• [GIVEN PASSAGE]
= Beginning of Section =
To get the porphyrin 1 in its zwitterionic, cation-free form, the trisodium salt (200 mg, 0.22 mmol) was dissolved in aqueous 0.1 M hydrochloric acid (15 mL), and was centrifuged at 6000 rpm during 30 min; then the supernatant was decanted and the precipitate was washed with Milli-Q^® water until a constant pH of 0.85 of the washings was achieved. Finally, the porphyrin was lyophilized to give 158 mg (85% yield) of a dark green-colored solid. Alternatively, small amounts of freshly prepared cation-free zwitterionic species of porphyrin 1 can be obtained from the trisodium salt using a cation exchange column with a DOWEX resin (H⁺-form).

3.3. Representative Procedure for the Catalysis of the Diels-Alder Reaction by the [zw-TPPS₃·(amine)] Heteroaggreates

In a typical experiment, first an aqueous solution of the 1:1 zw-TPPS₃: Amine heteroaggreate was prepared as follows. In a 10 mL round-bottomed flask, 2 mL of water were added over 69 mg (0.075 mmol) of Na₃TPPS₃, and concentrated H₂SO₄ (11 mg, 8.6 µL, 0.1125mmol) was subsequently added, resulting in a thick dark-green suspension of the porphyrin aggregate. Over this suspension, isoindoline 8 (9 mg, 8.5 μL, 0.075 mmol) was added under vigorous magnetic stirring and the mixture was left stirring for further 10 min. Then, freshly distilled (E)-cinnamaldehyde 5 (66 mg, 63 μL, 0.50 mmol) and freshly distilled cyclopentadiene 6 (99 mg, 126 μL, 1.50 mmol) were sequentially added to the aqueous suspension of the catalyst, and the resulting heterogenous mixture was left to react under vigorous magnetic stirring. After 72 h, the reaction crude was poured onto water (7 mL), and the mixture was extracted with dichloromethane (4 × 10 mL). The combined organic phases were thoroughly washed with a saturated NaHCO₃ solution (2 × 15 mL). Finally, the solution was dried over Na₂SO₄ and the organic solvent was eliminated under reduced pressure affording the crude mixture of Diels-Alder adducts 7 (109 mg) as a dark-yellow oil. In order to determine the conversion of the reaction and the diastereomeric ratio of the products, this crude mixture was analysed by ¹H-NMR.
= End of Section =
• [GIVEN ENTRIES]
= Beginning of Section =
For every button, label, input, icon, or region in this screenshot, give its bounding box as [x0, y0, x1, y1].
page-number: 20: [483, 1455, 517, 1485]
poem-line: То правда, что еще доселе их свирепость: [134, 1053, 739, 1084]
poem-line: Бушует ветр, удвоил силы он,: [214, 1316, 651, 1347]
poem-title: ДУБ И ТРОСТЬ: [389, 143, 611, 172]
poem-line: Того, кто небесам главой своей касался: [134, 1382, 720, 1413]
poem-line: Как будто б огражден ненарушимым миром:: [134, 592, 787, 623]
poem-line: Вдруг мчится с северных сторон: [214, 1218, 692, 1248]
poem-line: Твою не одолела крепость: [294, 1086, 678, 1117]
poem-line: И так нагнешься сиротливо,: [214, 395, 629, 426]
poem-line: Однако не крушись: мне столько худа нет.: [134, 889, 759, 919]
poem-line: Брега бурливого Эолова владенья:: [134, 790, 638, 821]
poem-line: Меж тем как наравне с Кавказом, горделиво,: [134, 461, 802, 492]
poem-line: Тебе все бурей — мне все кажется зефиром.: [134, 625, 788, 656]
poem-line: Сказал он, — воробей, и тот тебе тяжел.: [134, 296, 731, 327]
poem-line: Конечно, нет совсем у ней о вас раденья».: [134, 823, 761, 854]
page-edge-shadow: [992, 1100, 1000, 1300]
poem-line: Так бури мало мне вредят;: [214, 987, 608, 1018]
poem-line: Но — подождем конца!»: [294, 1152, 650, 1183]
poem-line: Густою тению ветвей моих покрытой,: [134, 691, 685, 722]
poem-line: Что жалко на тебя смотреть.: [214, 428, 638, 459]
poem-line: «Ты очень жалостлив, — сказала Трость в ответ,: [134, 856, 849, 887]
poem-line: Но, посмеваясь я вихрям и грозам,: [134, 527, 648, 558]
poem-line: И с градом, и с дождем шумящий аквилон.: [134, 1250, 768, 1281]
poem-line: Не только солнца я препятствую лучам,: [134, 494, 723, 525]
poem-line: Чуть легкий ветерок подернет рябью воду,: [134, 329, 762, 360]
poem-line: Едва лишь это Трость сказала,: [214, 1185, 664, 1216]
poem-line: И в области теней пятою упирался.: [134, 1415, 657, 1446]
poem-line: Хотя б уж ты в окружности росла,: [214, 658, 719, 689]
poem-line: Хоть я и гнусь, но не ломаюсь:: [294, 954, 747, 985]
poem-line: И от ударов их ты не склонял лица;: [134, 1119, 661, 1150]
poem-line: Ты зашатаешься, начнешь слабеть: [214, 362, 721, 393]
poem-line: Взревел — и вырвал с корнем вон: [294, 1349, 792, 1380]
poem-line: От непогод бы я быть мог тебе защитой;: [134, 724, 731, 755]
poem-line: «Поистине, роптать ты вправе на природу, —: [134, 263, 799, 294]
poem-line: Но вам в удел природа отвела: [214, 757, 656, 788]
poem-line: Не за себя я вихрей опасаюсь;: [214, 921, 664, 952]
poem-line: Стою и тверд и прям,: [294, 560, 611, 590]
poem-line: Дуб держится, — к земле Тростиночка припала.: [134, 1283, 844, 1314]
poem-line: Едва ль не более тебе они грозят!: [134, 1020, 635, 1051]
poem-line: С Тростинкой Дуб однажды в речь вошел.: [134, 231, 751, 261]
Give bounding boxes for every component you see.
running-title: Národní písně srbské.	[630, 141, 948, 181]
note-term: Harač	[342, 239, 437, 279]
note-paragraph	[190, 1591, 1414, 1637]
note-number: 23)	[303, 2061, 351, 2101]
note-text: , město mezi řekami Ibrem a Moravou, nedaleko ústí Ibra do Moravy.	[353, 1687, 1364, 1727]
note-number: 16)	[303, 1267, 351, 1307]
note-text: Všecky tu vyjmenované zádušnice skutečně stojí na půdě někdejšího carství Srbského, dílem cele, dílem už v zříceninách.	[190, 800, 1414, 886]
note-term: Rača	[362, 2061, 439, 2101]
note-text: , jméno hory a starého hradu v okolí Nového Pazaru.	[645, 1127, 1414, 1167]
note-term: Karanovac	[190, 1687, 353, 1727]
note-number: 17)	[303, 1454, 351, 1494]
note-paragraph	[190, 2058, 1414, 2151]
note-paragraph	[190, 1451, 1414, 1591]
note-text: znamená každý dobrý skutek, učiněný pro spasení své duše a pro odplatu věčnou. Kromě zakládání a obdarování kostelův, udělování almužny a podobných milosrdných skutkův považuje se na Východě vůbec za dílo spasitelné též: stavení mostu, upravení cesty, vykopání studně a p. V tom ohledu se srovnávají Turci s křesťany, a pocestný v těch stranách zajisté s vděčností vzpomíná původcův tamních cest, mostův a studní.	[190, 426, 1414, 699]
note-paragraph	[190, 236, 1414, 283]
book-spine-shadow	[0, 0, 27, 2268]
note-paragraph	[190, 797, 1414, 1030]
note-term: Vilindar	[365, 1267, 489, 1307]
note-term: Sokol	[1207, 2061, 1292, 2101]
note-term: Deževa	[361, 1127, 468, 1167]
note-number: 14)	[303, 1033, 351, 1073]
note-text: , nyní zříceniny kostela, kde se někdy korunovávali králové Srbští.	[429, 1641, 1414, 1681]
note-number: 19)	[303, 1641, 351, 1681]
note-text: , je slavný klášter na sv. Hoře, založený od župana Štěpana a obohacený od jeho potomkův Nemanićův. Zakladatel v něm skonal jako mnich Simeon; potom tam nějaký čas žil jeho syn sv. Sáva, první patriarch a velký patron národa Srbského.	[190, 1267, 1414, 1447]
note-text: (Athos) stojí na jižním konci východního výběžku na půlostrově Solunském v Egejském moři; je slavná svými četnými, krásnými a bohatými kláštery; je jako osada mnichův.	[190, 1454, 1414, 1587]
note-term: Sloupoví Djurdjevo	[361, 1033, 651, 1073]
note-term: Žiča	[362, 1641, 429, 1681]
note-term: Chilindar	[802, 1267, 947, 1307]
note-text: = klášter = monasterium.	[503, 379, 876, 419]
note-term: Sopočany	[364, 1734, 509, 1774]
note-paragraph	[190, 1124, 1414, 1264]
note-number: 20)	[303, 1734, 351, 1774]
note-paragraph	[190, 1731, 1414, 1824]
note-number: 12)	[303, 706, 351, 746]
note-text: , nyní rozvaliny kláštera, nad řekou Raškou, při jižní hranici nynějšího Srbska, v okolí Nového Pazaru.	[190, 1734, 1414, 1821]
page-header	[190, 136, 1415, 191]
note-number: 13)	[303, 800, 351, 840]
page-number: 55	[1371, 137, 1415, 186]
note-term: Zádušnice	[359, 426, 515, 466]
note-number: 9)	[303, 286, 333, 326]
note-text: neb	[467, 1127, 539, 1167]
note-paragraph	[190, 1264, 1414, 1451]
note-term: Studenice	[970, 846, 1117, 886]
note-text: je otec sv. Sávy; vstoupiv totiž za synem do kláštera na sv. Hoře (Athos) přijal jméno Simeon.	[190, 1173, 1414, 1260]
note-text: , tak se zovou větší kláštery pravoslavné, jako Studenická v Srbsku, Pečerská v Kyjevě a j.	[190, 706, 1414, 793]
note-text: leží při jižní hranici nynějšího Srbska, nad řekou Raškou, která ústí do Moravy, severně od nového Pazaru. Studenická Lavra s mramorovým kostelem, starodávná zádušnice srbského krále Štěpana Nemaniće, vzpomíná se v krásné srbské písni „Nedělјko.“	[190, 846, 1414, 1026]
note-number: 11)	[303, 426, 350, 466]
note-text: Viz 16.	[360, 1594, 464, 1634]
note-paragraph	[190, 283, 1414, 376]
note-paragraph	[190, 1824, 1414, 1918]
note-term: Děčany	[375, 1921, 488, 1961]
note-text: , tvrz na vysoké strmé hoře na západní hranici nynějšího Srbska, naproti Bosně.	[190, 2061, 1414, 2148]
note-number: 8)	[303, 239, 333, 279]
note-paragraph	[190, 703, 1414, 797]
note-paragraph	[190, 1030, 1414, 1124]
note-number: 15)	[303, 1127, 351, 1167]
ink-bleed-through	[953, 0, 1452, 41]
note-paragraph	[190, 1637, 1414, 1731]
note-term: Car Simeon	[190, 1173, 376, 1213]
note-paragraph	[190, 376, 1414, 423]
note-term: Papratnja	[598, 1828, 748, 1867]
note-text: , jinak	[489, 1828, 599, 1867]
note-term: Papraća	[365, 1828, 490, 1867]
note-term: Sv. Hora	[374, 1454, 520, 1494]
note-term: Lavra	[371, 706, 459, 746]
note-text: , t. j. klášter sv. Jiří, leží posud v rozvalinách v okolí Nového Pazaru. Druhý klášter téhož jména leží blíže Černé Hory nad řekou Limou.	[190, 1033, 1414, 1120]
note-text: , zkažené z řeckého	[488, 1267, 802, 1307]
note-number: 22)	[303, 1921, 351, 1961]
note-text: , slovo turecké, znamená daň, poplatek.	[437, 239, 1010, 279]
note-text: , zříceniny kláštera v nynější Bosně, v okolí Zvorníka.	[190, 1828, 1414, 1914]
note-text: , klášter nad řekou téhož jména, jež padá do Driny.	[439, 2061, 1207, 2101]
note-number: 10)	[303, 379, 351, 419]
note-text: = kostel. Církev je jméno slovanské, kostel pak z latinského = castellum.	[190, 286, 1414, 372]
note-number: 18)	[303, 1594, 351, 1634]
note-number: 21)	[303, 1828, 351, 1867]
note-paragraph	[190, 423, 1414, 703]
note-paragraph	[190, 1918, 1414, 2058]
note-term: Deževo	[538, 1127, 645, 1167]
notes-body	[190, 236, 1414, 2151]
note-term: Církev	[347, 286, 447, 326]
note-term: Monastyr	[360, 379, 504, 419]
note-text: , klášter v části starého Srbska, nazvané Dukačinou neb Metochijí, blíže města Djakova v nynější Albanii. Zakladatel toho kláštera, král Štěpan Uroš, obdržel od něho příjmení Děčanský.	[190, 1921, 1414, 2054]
= End of Section =
• [CHECK YOUR UNDERSTANDING]
A - Based on the experimental procedure, state whether each statement agrees with it. Answer yes or no for each, and quote the deciding words.
(i) Lyophilization gave 158 mg of the porphyrin as a dark green-colored solid.
(ii) The Diels-Alder reaction mixture was stirred for 48 h before workup.
(iii) The crude mixture of adducts was analysed by ¹H-NMR.
B - According to the experimental procedure, at what speed and for how long was the hydrochloric acid solution of the trisodium salt centrifuged?
C - Continue the experimental procedure from its last sentence.
None of the items is needed here.

• [EXERCISE ANSWERS]
A -
(i) Yes: "Finally, the porphyrin was lyophilized to give 158 mg (85% yield) of a dark green-colored solid."
(ii) No: "After 72 h, the reaction crude was poured onto water (7 mL)"
(iii) Yes: "this crude mixture was analysed by ¹H-NMR."

B - At 6000 rpm for 30 min.

C -
3.4. Procedure for the Preparation of Solutions TPPS₃ (1) Nanotubes for PFM and Cryo-TEM Imaging

The required samples were prepared by the injection of 500 µL of a mother solution of the concentrated porphyrin (≈ 6 mM in water, equilibrated for 24 h obtained from freshly prepared 1 in its cation-free zwitterionic form) with a capillary needle (Hamilton syringe^® 725 needle; external diameter of 0.7 mm; injection time 5 s) in the bulk of an aqueous 0.01 M HCl solution. The syringe was immediately cleaned using methanol, a solution of saturated sodium hydrogen carbonate, and distilled water. The syringe metal parts do not seem to be affected by the short contact times with the acidic solution.